### What to work on
Return the records word for word. Any pictures in them are not part of the copy.

[Recorded data]
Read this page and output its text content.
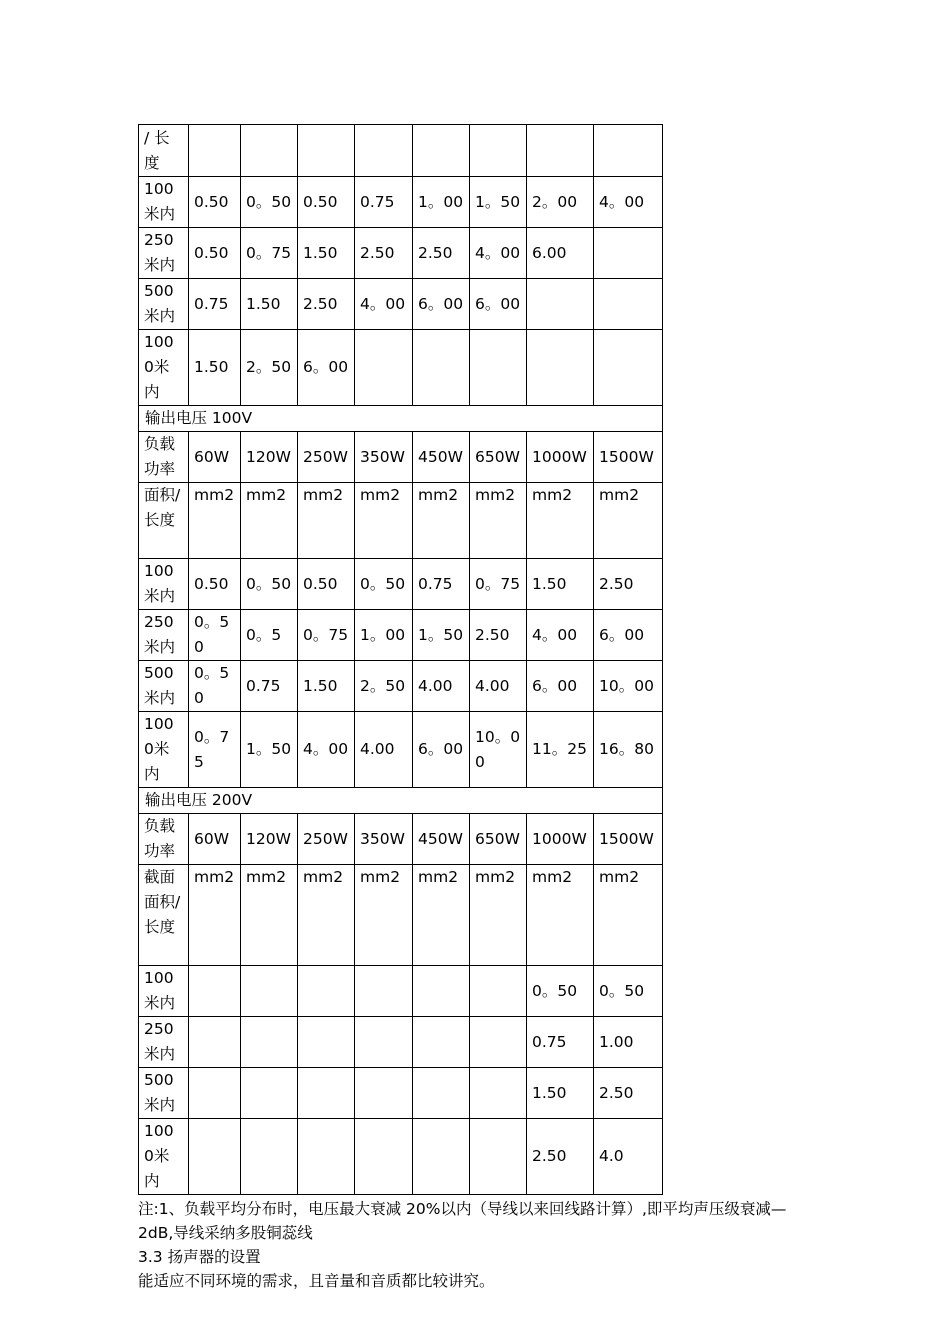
/ 长度								
100米内	0.50	0。50	0.50	0.75	1。00	1。50	2。00	4。00
250米内	0.50	0。75	1.50	2.50	2.50	4。00	6.00	
500米内	0.75	1.50	2.50	4。00	6。00	6。00		
1000米内	1.50	2。50	6。00					
输出电压 100V								
负载功率	60W	120W	250W	350W	450W	650W	1000W	1500W
面积/ 长度	mm2	mm2	mm2	mm2	mm2	mm2	mm2	mm2
100米内	0.50	0。50	0.50	0。50	0.75	0。75	1.50	2.50
250米内	0。50	0。5	0。75	1。00	1。50	2.50	4。00	6。00
500米内	0。50	0.75	1.50	2。50	4.00	4.00	6。00	10。00
1000米内	0。75	1。50	4。00	4.00	6。00	10。00	11。25	16。80
输出电压 200V								
负载功率	60W	120W	250W	350W	450W	650W	1000W	1500W
截面面积/ 长度	mm2	mm2	mm2	mm2	mm2	mm2	mm2	mm2
100米内							0。50	0。50
250米内							0.75	1.00
500米内							1.50	2.50
1000米内							2.50	4.0

注:1、负载平均分布时，电压最大衰减 20%以内（导线以来回线路计算）,即平均声压级衰减—2dB,导线采纳多股铜蕊线

3.3 扬声器的设置

能适应不同环境的需求，且音量和音质都比较讲究。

### Task output
Read this page and output its text content.
/ 长度								
100米内	0.50	0。50	0.50	0.75	1。00	1。50	2。00	4。00
250米内	0.50	0。75	1.50	2.50	2.50	4。00	6.00	
500米内	0.75	1.50	2.50	4。00	6。00	6。00		
1000米内	1.50	2。50	6。00					
输出电压 100V								
负载功率	60W	120W	250W	350W	450W	650W	1000W	1500W
面积/ 长度	mm2	mm2	mm2	mm2	mm2	mm2	mm2	mm2
100米内	0.50	0。50	0.50	0。50	0.75	0。75	1.50	2.50
250米内	0。50	0。5	0。75	1。00	1。50	2.50	4。00	6。00
500米内	0。50	0.75	1.50	2。50	4.00	4.00	6。00	10。00
1000米内	0。75	1。50	4。00	4.00	6。00	10。00	11。25	16。80
输出电压 200V								
负载功率	60W	120W	250W	350W	450W	650W	1000W	1500W
截面面积/ 长度	mm2	mm2	mm2	mm2	mm2	mm2	mm2	mm2
100米内							0。50	0。50
250米内							0.75	1.00
500米内							1.50	2.50
1000米内							2.50	4.0

注:1、负载平均分布时，电压最大衰减 20%以内（导线以来回线路计算）,即平均声压级衰减—2dB,导线采纳多股铜蕊线

3.3 扬声器的设置

能适应不同环境的需求，且音量和音质都比较讲究。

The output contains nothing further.